● **MATERIALS PROVIDED**
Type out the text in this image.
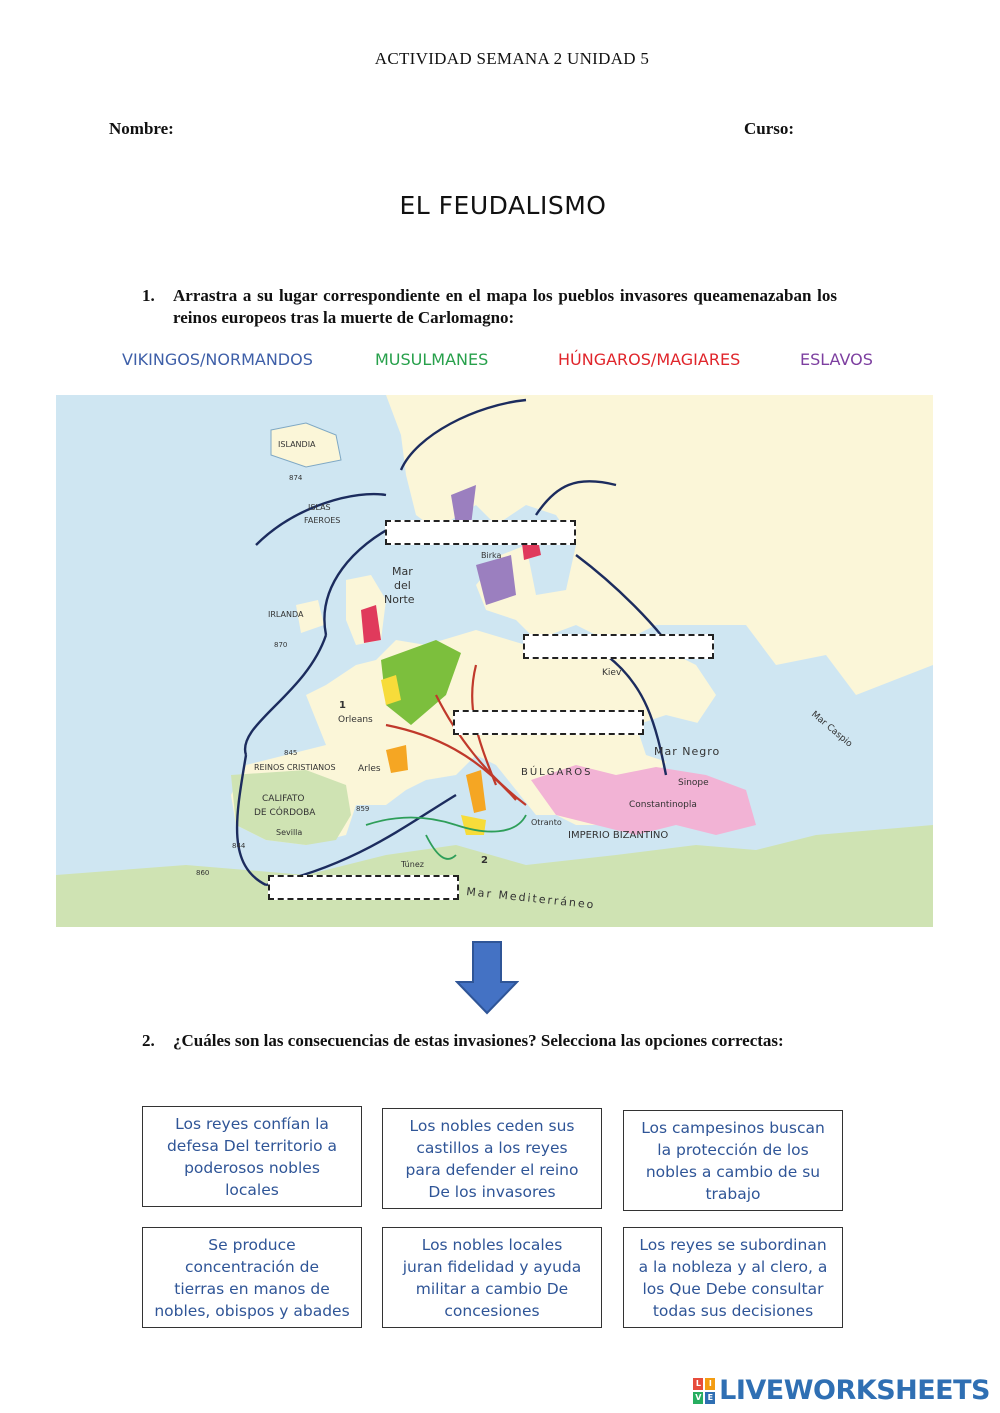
ACTIVIDAD SEMANA 2 UNIDAD 5
Nombre:	Curso:
EL FEUDALISMO
1. Arrastra a su lugar correspondiente en el mapa los pueblos invasores queamenazaban los reinos europeos tras la muerte de Carlomagno:
VIKINGOS/NORMANDOS	MUSULMANES	HÚNGAROS/MAGIARES	ESLAVOS
ISLANDIA
874
ISLAS
FAEROES
Mar
del
Norte
Birka
IRLANDA
870
Kiev
Orleans
1
2
845
REINOS CRISTIANOS Arles
CALIFATO
DE CÓRDOBA
Sevilla
859
844
860
Túnez
Otranto
BÚLGAROS
Mar Negro
Sinope
Constantinopla
IMPERIO BIZANTINO
Mar Caspio
Mar Mediterráneo
2. ¿Cuáles son las consecuencias de estas invasiones? Selecciona las opciones correctas:
Los reyes confían la
defesa Del territorio a
poderosos nobles
locales
Los nobles ceden sus
castillos a los reyes
para defender el reino
De los invasores
Los campesinos buscan
la protección de los
nobles a cambio de su
trabajo
Se produce
concentración de
tierras en manos de
nobles, obispos y abades
Los nobles locales
juran fidelidad y ayuda
militar a cambio De
concesiones
Los reyes se subordinan
a la nobleza y al clero, a
los Que Debe consultar
todas sus decisiones
L	I
V E LIVEWORKSHEETS
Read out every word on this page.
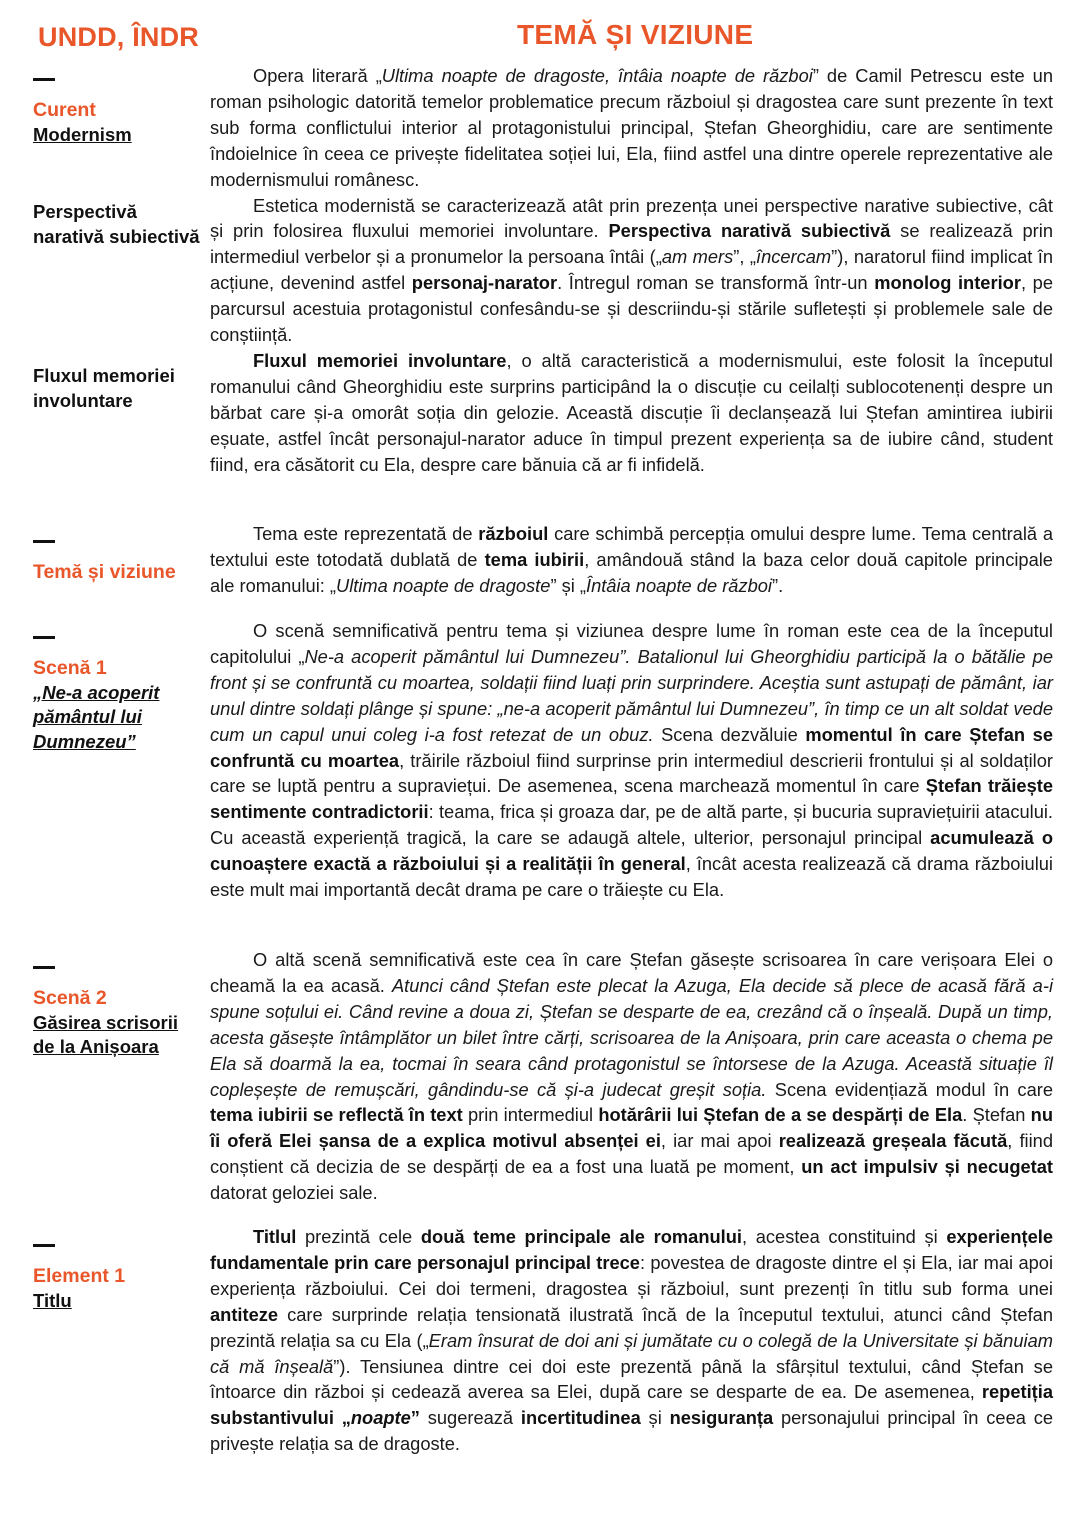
UNDD, ÎNDR	TEMĂ ȘI VIZIUNE
Curent
Modernism
Perspectivă
narativă subiectivă
Fluxul memoriei
involuntare

Opera literară „Ultima noapte de dragoste, întâia noapte de război” de Camil Petrescu este un roman psihologic datorită temelor problematice precum războiul și dragostea care sunt prezente în text sub forma conflictului interior al protagonistului principal, Ștefan Gheorghidiu, care are sentimente îndoielnice în ceea ce privește fidelitatea soției lui, Ela, fiind astfel una dintre operele reprezentative ale modernismului românesc.

Estetica modernistă se caracterizează atât prin prezența unei perspective narative subiective, cât și prin folosirea fluxului memoriei involuntare. Perspectiva narativă subiectivă se realizează prin intermediul verbelor și a pronumelor la persoana întâi („am mers”, „încercam”), naratorul fiind implicat în acțiune, devenind astfel personaj-narator. Întregul roman se transformă într-un monolog interior, pe parcursul acestuia protagonistul confesându-se și descriindu-și stările sufletești și problemele sale de conștiință.

Fluxul memoriei involuntare, o altă caracteristică a modernismului, este folosit la începutul romanului când Gheorghidiu este surprins participând la o discuție cu ceilalți sublocotenenți despre un bărbat care și-a omorât soția din gelozie. Această discuție îi declanșează lui Ștefan amintirea iubirii eșuate, astfel încât personajul-narator aduce în timpul prezent experiența sa de iubire când, student fiind, era căsătorit cu Ela, despre care bănuia că ar fi infidelă.

Temă și viziune

Tema este reprezentată de războiul care schimbă percepția omului despre lume. Tema centrală a textului este totodată dublată de tema iubirii, amândouă stând la baza celor două capitole principale ale romanului: „Ultima noapte de dragoste” și „Întâia noapte de război”.

Scenă 1
„Ne-a acoperit
pământul lui
Dumnezeu”

O scenă semnificativă pentru tema și viziunea despre lume în roman este cea de la începutul capitolului „Ne-a acoperit pământul lui Dumnezeu”. Batalionul lui Gheorghidiu participă la o bătălie pe front și se confruntă cu moartea, soldații fiind luați prin surprindere. Aceștia sunt astupați de pământ, iar unul dintre soldați plânge și spune: „ne-a acoperit pământul lui Dumnezeu”, în timp ce un alt soldat vede cum un capul unui coleg i-a fost retezat de un obuz. Scena dezvăluie momentul în care Ștefan se confruntă cu moartea, trăirile războiul fiind surprinse prin intermediul descrierii frontului și al soldaților care se luptă pentru a supraviețui. De asemenea, scena marchează momentul în care Ștefan trăiește sentimente contradictorii: teama, frica și groaza dar, pe de altă parte, și bucuria supraviețuirii atacului. Cu această experiență tragică, la care se adaugă altele, ulterior, personajul principal acumulează o cunoaștere exactă a războiului și a realității în general, încât acesta realizează că drama războiului este mult mai importantă decât drama pe care o trăiește cu Ela.

Scenă 2
Găsirea scrisorii
de la Anișoara

O altă scenă semnificativă este cea în care Ștefan găsește scrisoarea în care verișoara Elei o cheamă la ea acasă. Atunci când Ștefan este plecat la Azuga, Ela decide să plece de acasă fără a-i spune soțului ei. Când revine a doua zi, Ștefan se desparte de ea, crezând că o înșeală. După un timp, acesta găsește întâmplător un bilet între cărți, scrisoarea de la Anișoara, prin care aceasta o chema pe Ela să doarmă la ea, tocmai în seara când protagonistul se întorsese de la Azuga. Această situație îl copleșește de remușcări, gândindu-se că și-a judecat greșit soția. Scena evidențiază modul în care tema iubirii se reflectă în text prin intermediul hotărârii lui Ștefan de a se despărți de Ela. Ștefan nu îi oferă Elei șansa de a explica motivul absenței ei, iar mai apoi realizează greșeala făcută, fiind conștient că decizia de se despărți de ea a fost una luată pe moment, un act impulsiv și necugetat datorat geloziei sale.

Element 1
Titlu

Titlul prezintă cele două teme principale ale romanului, acestea constituind și experiențele fundamentale prin care personajul principal trece: povestea de dragoste dintre el și Ela, iar mai apoi experiența războiului. Cei doi termeni, dragostea și războiul, sunt prezenți în titlu sub forma unei antiteze care surprinde relația tensionată ilustrată încă de la începutul textului, atunci când Ștefan prezintă relația sa cu Ela („Eram însurat de doi ani și jumătate cu o colegă de la Universitate și bănuiam că mă înșeală”). Tensiunea dintre cei doi este prezentă până la sfârșitul textului, când Ștefan se întoarce din război și cedează averea sa Elei, după care se desparte de ea. De asemenea, repetiția substantivului „noapte” sugerează incertitudinea și nesiguranța personajului principal în ceea ce privește relația sa de dragoste.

● **GIVEN TASK**
Without the pictures, restate each entry exactly.

● **EXERCISE RESPONSE**
Type out the text in this image.
ACTIVIDAD SEMANA 2 UNIDAD 5
Nombre:	Curso:
EL FEUDALISMO
1. Arrastra a su lugar correspondiente en el mapa los pueblos invasores queamenazaban los reinos europeos tras la muerte de Carlomagno:
VIKINGOS/NORMANDOS	MUSULMANES	HÚNGAROS/MAGIARES	ESLAVOS
ISLANDIA
874
ISLAS
FAEROES
Mar
del
Norte
Birka
IRLANDA
870
Kiev
Orleans
1
2
845
REINOS CRISTIANOS Arles
CALIFATO
DE CÓRDOBA
Sevilla
859
844
860
Túnez
Otranto
BÚLGAROS
Mar Negro
Sinope
Constantinopla
IMPERIO BIZANTINO
Mar Caspio
Mar Mediterráneo
2. ¿Cuáles son las consecuencias de estas invasiones? Selecciona las opciones correctas:
Los reyes confían la
defesa Del territorio a
poderosos nobles
locales
Los nobles ceden sus
castillos a los reyes
para defender el reino
De los invasores
Los campesinos buscan
la protección de los
nobles a cambio de su
trabajo
Se produce
concentración de
tierras en manos de
nobles, obispos y abades
Los nobles locales
juran fidelidad y ayuda
militar a cambio De
concesiones
Los reyes se subordinan
a la nobleza y al clero, a
los Que Debe consultar
todas sus decisiones
L	I
V E LIVEWORKSHEETS
Read out every word on this page.
UNDD, ÎNDR	TEMĂ ȘI VIZIUNE
Curent
Modernism
Perspectivă
narativă subiectivă
Fluxul memoriei
involuntare

Opera literară „Ultima noapte de dragoste, întâia noapte de război” de Camil Petrescu este un roman psihologic datorită temelor problematice precum războiul și dragostea care sunt prezente în text sub forma conflictului interior al protagonistului principal, Ștefan Gheorghidiu, care are sentimente îndoielnice în ceea ce privește fidelitatea soției lui, Ela, fiind astfel una dintre operele reprezentative ale modernismului românesc.

Estetica modernistă se caracterizează atât prin prezența unei perspective narative subiective, cât și prin folosirea fluxului memoriei involuntare. Perspectiva narativă subiectivă se realizează prin intermediul verbelor și a pronumelor la persoana întâi („am mers”, „încercam”), naratorul fiind implicat în acțiune, devenind astfel personaj-narator. Întregul roman se transformă într-un monolog interior, pe parcursul acestuia protagonistul confesându-se și descriindu-și stările sufletești și problemele sale de conștiință.

Fluxul memoriei involuntare, o altă caracteristică a modernismului, este folosit la începutul romanului când Gheorghidiu este surprins participând la o discuție cu ceilalți sublocotenenți despre un bărbat care și-a omorât soția din gelozie. Această discuție îi declanșează lui Ștefan amintirea iubirii eșuate, astfel încât personajul-narator aduce în timpul prezent experiența sa de iubire când, student fiind, era căsătorit cu Ela, despre care bănuia că ar fi infidelă.

Temă și viziune

Tema este reprezentată de războiul care schimbă percepția omului despre lume. Tema centrală a textului este totodată dublată de tema iubirii, amândouă stând la baza celor două capitole principale ale romanului: „Ultima noapte de dragoste” și „Întâia noapte de război”.

Scenă 1
„Ne-a acoperit
pământul lui
Dumnezeu”

O scenă semnificativă pentru tema și viziunea despre lume în roman este cea de la începutul capitolului „Ne-a acoperit pământul lui Dumnezeu”. Batalionul lui Gheorghidiu participă la o bătălie pe front și se confruntă cu moartea, soldații fiind luați prin surprindere. Aceștia sunt astupați de pământ, iar unul dintre soldați plânge și spune: „ne-a acoperit pământul lui Dumnezeu”, în timp ce un alt soldat vede cum un capul unui coleg i-a fost retezat de un obuz. Scena dezvăluie momentul în care Ștefan se confruntă cu moartea, trăirile războiul fiind surprinse prin intermediul descrierii frontului și al soldaților care se luptă pentru a supraviețui. De asemenea, scena marchează momentul în care Ștefan trăiește sentimente contradictorii: teama, frica și groaza dar, pe de altă parte, și bucuria supraviețuirii atacului. Cu această experiență tragică, la care se adaugă altele, ulterior, personajul principal acumulează o cunoaștere exactă a războiului și a realității în general, încât acesta realizează că drama războiului este mult mai importantă decât drama pe care o trăiește cu Ela.

Scenă 2
Găsirea scrisorii
de la Anișoara

O altă scenă semnificativă este cea în care Ștefan găsește scrisoarea în care verișoara Elei o cheamă la ea acasă. Atunci când Ștefan este plecat la Azuga, Ela decide să plece de acasă fără a-i spune soțului ei. Când revine a doua zi, Ștefan se desparte de ea, crezând că o înșeală. După un timp, acesta găsește întâmplător un bilet între cărți, scrisoarea de la Anișoara, prin care aceasta o chema pe Ela să doarmă la ea, tocmai în seara când protagonistul se întorsese de la Azuga. Această situație îl copleșește de remușcări, gândindu-se că și-a judecat greșit soția. Scena evidențiază modul în care tema iubirii se reflectă în text prin intermediul hotărârii lui Ștefan de a se despărți de Ela. Ștefan nu îi oferă Elei șansa de a explica motivul absenței ei, iar mai apoi realizează greșeala făcută, fiind conștient că decizia de se despărți de ea a fost una luată pe moment, un act impulsiv și necugetat datorat geloziei sale.

Element 1
Titlu

Titlul prezintă cele două teme principale ale romanului, acestea constituind și experiențele fundamentale prin care personajul principal trece: povestea de dragoste dintre el și Ela, iar mai apoi experiența războiului. Cei doi termeni, dragostea și războiul, sunt prezenți în titlu sub forma unei antiteze care surprinde relația tensionată ilustrată încă de la începutul textului, atunci când Ștefan prezintă relația sa cu Ela („Eram însurat de doi ani și jumătate cu o colegă de la Universitate și bănuiam că mă înșeală”). Tensiunea dintre cei doi este prezentă până la sfârșitul textului, când Ștefan se întoarce din război și cedează averea sa Elei, după care se desparte de ea. De asemenea, repetiția substantivului „noapte” sugerează incertitudinea și nesiguranța personajului principal în ceea ce privește relația sa de dragoste.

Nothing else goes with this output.